» Requirement:
Lay out the lines below as a JSON list of strings, one string per line, with blank lines and pictures omitted.

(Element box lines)
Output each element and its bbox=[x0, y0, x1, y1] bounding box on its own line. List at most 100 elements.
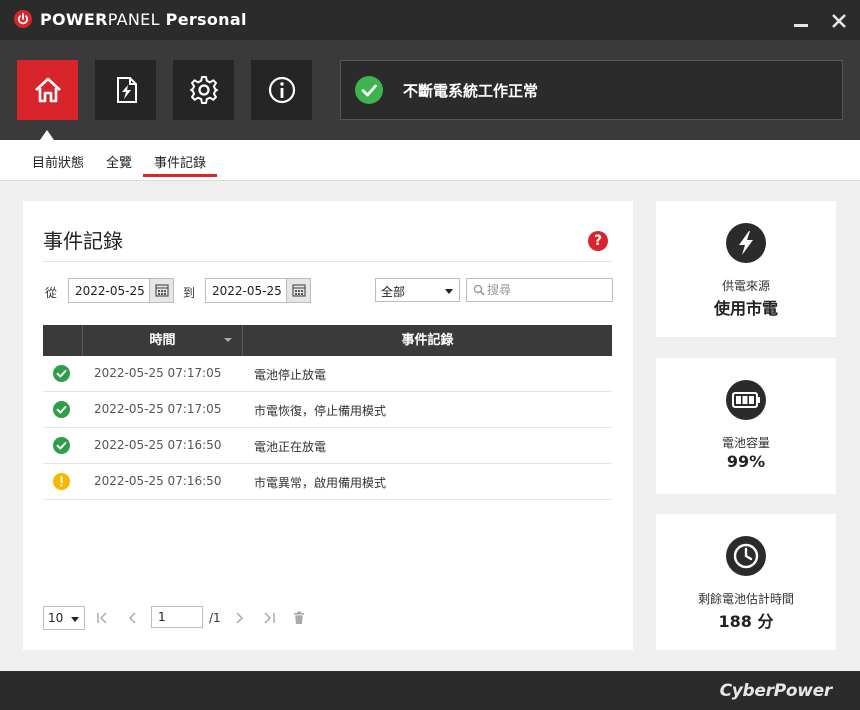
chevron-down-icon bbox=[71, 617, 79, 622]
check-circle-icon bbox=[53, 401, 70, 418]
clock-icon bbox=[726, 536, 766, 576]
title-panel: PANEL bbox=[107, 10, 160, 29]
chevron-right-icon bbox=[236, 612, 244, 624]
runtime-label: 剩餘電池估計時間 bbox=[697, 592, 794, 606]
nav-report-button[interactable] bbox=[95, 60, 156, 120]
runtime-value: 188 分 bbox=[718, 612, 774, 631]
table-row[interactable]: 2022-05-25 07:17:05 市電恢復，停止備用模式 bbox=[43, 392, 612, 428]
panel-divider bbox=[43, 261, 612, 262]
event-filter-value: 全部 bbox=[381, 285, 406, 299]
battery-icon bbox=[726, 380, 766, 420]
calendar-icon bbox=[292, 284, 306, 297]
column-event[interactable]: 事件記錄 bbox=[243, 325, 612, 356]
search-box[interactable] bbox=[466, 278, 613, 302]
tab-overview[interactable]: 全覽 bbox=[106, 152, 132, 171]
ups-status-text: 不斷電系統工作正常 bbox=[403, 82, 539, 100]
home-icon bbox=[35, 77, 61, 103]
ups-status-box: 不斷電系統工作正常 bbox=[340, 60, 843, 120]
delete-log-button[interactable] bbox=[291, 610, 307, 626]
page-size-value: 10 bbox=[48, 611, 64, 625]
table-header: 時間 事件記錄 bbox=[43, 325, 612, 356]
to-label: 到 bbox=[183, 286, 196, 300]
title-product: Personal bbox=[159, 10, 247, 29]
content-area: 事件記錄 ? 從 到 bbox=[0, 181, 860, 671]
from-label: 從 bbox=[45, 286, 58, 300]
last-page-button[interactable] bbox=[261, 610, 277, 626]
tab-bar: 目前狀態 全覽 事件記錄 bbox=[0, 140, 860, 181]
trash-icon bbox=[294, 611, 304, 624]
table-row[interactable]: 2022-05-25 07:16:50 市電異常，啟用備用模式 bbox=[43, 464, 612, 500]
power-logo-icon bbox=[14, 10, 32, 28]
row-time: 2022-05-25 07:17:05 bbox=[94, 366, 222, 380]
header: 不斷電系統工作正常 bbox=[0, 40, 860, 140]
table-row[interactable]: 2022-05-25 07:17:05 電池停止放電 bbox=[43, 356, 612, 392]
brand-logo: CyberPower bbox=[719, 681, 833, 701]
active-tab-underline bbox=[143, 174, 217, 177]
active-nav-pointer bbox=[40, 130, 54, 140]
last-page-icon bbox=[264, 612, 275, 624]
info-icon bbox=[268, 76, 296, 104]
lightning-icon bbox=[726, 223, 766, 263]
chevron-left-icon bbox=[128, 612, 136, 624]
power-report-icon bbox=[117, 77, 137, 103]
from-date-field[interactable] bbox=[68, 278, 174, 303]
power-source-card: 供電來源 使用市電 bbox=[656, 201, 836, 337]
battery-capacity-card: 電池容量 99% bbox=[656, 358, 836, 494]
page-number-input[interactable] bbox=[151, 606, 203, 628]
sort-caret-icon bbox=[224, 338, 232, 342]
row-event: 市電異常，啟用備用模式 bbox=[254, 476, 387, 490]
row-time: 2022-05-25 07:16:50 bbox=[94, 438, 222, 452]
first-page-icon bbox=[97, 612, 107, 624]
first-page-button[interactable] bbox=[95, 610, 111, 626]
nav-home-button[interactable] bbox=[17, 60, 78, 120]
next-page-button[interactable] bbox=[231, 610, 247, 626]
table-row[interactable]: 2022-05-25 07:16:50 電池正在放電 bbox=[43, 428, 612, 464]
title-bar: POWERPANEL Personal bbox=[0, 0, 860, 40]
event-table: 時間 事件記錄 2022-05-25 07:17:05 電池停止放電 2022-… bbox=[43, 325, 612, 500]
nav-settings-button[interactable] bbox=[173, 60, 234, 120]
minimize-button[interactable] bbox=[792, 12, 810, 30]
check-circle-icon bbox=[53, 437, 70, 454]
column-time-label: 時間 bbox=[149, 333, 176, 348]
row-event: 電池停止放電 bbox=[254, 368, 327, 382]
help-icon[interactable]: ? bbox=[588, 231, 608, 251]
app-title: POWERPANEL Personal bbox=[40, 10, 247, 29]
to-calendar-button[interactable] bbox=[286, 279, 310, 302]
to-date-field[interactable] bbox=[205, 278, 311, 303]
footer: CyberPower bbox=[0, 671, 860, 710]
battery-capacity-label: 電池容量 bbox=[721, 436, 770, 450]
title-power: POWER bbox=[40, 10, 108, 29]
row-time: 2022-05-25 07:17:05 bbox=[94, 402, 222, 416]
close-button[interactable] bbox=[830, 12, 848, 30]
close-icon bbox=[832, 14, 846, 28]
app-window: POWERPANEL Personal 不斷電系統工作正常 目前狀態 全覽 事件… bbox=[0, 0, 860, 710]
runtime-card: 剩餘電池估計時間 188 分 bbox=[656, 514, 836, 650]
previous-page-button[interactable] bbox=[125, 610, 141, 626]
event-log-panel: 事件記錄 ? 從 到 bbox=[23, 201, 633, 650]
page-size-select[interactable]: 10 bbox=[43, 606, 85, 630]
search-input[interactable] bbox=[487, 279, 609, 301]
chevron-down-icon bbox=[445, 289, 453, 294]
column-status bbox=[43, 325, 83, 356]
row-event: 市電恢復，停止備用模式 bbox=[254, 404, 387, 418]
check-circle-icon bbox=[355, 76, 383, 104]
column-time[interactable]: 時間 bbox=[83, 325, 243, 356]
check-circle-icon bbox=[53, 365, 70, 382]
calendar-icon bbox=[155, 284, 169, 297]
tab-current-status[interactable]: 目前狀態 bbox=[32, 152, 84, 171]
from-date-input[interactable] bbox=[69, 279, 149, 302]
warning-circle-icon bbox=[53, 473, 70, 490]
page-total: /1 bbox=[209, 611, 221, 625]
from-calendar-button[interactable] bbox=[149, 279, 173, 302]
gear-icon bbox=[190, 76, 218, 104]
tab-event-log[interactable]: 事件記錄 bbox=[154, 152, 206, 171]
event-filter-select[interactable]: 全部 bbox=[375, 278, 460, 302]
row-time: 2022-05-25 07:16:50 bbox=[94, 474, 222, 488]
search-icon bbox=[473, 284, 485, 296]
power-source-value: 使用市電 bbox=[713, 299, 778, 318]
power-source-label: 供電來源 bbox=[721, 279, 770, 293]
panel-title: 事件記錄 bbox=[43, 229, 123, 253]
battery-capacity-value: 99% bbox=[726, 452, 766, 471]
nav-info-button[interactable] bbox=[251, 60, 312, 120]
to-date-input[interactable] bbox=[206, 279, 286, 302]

» Finished exercise:
[
  "Output each element and its bbox=[x0, y0, x1, y1] bounding box on its own line. List at most 100 elements.",
  "chevron-down-icon bbox=[71, 617, 79, 622]",
  "check-circle-icon bbox=[53, 401, 70, 418]",
  "clock-icon bbox=[726, 536, 766, 576]",
  "title-panel: PANEL bbox=[107, 10, 160, 29]",
  "chevron-right-icon bbox=[236, 612, 244, 624]",
  "runtime-label: 剩餘電池估計時間 bbox=[697, 592, 794, 606]",
  "nav-report-button[interactable] bbox=[95, 60, 156, 120]",
  "runtime-value: 188 分 bbox=[718, 612, 774, 631]",
  "table-row[interactable]: 2022-05-25 07:17:05 市電恢復，停止備用模式 bbox=[43, 392, 612, 428]",
  "panel-divider bbox=[43, 261, 612, 262]",
  "event-filter-value: 全部 bbox=[381, 285, 406, 299]",
  "battery-icon bbox=[726, 380, 766, 420]",
  "calendar-icon bbox=[292, 284, 306, 297]",
  "column-event[interactable]: 事件記錄 bbox=[243, 325, 612, 356]",
  "search-box[interactable] bbox=[466, 278, 613, 302]",
  "tab-overview[interactable]: 全覽 bbox=[106, 152, 132, 171]",
  "ups-status-text: 不斷電系統工作正常 bbox=[403, 82, 539, 100]",
  "home-icon bbox=[35, 77, 61, 103]",
  "ups-status-box: 不斷電系統工作正常 bbox=[340, 60, 843, 120]",
  "delete-log-button[interactable] bbox=[291, 610, 307, 626]",
  "page-size-value: 10 bbox=[48, 611, 64, 625]",
  "table-header: 時間 事件記錄 bbox=[43, 325, 612, 356]",
  "to-label: 到 bbox=[183, 286, 196, 300]",
  "title-product: Personal bbox=[159, 10, 247, 29]",
  "content-area: 事件記錄 ? 從 到 bbox=[0, 181, 860, 671]",
  "from-label: 從 bbox=[45, 286, 58, 300]",
  "last-page-button[interactable] bbox=[261, 610, 277, 626]",
  "tab-bar: 目前狀態 全覽 事件記錄 bbox=[0, 140, 860, 181]",
  "trash-icon bbox=[294, 611, 304, 624]",
  "table-row[interactable]: 2022-05-25 07:16:50 市電異常，啟用備用模式 bbox=[43, 464, 612, 500]",
  "power-logo-icon bbox=[14, 10, 32, 28]",
  "row-time: 2022-05-25 07:17:05 bbox=[94, 366, 222, 380]",
  "header: 不斷電系統工作正常 bbox=[0, 40, 860, 140]",
  "table-row[interactable]: 2022-05-25 07:17:05 電池停止放電 bbox=[43, 356, 612, 392]",
  "brand-logo: CyberPower bbox=[719, 681, 833, 701]",
  "active-tab-underline bbox=[143, 174, 217, 177]",
  "active-nav-pointer bbox=[40, 130, 54, 140]",
  "last-page-icon bbox=[264, 612, 275, 624]",
  "info-icon bbox=[268, 76, 296, 104]",
  "lightning-icon bbox=[726, 223, 766, 263]",
  "chevron-left-icon bbox=[128, 612, 136, 624]",
  "power-report-icon bbox=[117, 77, 137, 103]",
  "from-date-field[interactable] bbox=[68, 278, 174, 303]",
  "power-source-card: 供電來源 使用市電 bbox=[656, 201, 836, 337]",
  "battery-capacity-card: 電池容量 99% bbox=[656, 358, 836, 494]",
  "page-number-input[interactable] bbox=[151, 606, 203, 628]",
  "sort-caret-icon bbox=[224, 338, 232, 342]",
  "row-event: 市電異常，啟用備用模式 bbox=[254, 476, 387, 490]",
  "row-time: 2022-05-25 07:16:50 bbox=[94, 438, 222, 452]",
  "first-page-icon bbox=[97, 612, 107, 624]",
  "first-page-button[interactable] bbox=[95, 610, 111, 626]",
  "nav-home-button[interactable] bbox=[17, 60, 78, 120]",
  "next-page-button[interactable] bbox=[231, 610, 247, 626]",
  "table-row[interactable]: 2022-05-25 07:16:50 電池正在放電 bbox=[43, 428, 612, 464]",
  "title-bar: POWERPANEL Personal bbox=[0, 0, 860, 40]",
  "event-table: 時間 事件記錄 2022-05-25 07:17:05 電池停止放電 2022-… bbox=[43, 325, 612, 500]",
  "nav-settings-button[interactable] bbox=[173, 60, 234, 120]",
  "minimize-button[interactable] bbox=[792, 12, 810, 30]",
  "check-circle-icon bbox=[53, 437, 70, 454]",
  "column-time-label: 時間 bbox=[149, 333, 176, 348]",
  "row-event: 電池停止放電 bbox=[254, 368, 327, 382]",
  "help-icon[interactable]: ? bbox=[588, 231, 608, 251]",
  "app-title: POWERPANEL Personal bbox=[40, 10, 247, 29]",
  "to-calendar-button[interactable] bbox=[286, 279, 310, 302]",
  "to-date-field[interactable] bbox=[205, 278, 311, 303]",
  "footer: CyberPower bbox=[0, 671, 860, 710]",
  "battery-capacity-label: 電池容量 bbox=[721, 436, 770, 450]",
  "title-power: POWER bbox=[40, 10, 108, 29]",
  "row-time: 2022-05-25 07:17:05 bbox=[94, 402, 222, 416]",
  "close-button[interactable] bbox=[830, 12, 848, 30]",
  "close-icon bbox=[832, 14, 846, 28]",
  "app-window: POWERPANEL Personal 不斷電系統工作正常 目前狀態 全覽 事件… bbox=[0, 0, 860, 710]",
  "runtime-card: 剩餘電池估計時間 188 分 bbox=[656, 514, 836, 650]",
  "previous-page-button[interactable] bbox=[125, 610, 141, 626]",
  "event-log-panel: 事件記錄 ? 從 到 bbox=[23, 201, 633, 650]",
  "page-size-select[interactable]: 10 bbox=[43, 606, 85, 630]",
  "search-input[interactable] bbox=[487, 279, 609, 301]",
  "chevron-down-icon bbox=[445, 289, 453, 294]",
  "column-status bbox=[43, 325, 83, 356]",
  "row-event: 市電恢復，停止備用模式 bbox=[254, 404, 387, 418]",
  "check-circle-icon bbox=[355, 76, 383, 104]",
  "column-time[interactable]: 時間 bbox=[83, 325, 243, 356]",
  "check-circle-icon bbox=[53, 365, 70, 382]",
  "calendar-icon bbox=[155, 284, 169, 297]",
  "tab-current-status[interactable]: 目前狀態 bbox=[32, 152, 84, 171]",
  "from-date-input[interactable] bbox=[69, 279, 149, 302]",
  "warning-circle-icon bbox=[53, 473, 70, 490]",
  "page-total: /1 bbox=[209, 611, 221, 625]",
  "from-calendar-button[interactable] bbox=[149, 279, 173, 302]",
  "gear-icon bbox=[190, 76, 218, 104]",
  "tab-event-log[interactable]: 事件記錄 bbox=[154, 152, 206, 171]",
  "event-filter-select[interactable]: 全部 bbox=[375, 278, 460, 302]",
  "row-time: 2022-05-25 07:16:50 bbox=[94, 474, 222, 488]",
  "search-icon bbox=[473, 284, 485, 296]",
  "power-source-value: 使用市電 bbox=[713, 299, 778, 318]",
  "power-source-label: 供電來源 bbox=[721, 279, 770, 293]",
  "panel-title: 事件記錄 bbox=[43, 229, 123, 253]",
  "battery-capacity-value: 99% bbox=[726, 452, 766, 471]",
  "nav-info-button[interactable] bbox=[251, 60, 312, 120]",
  "to-date-input[interactable] bbox=[206, 279, 286, 302]"
]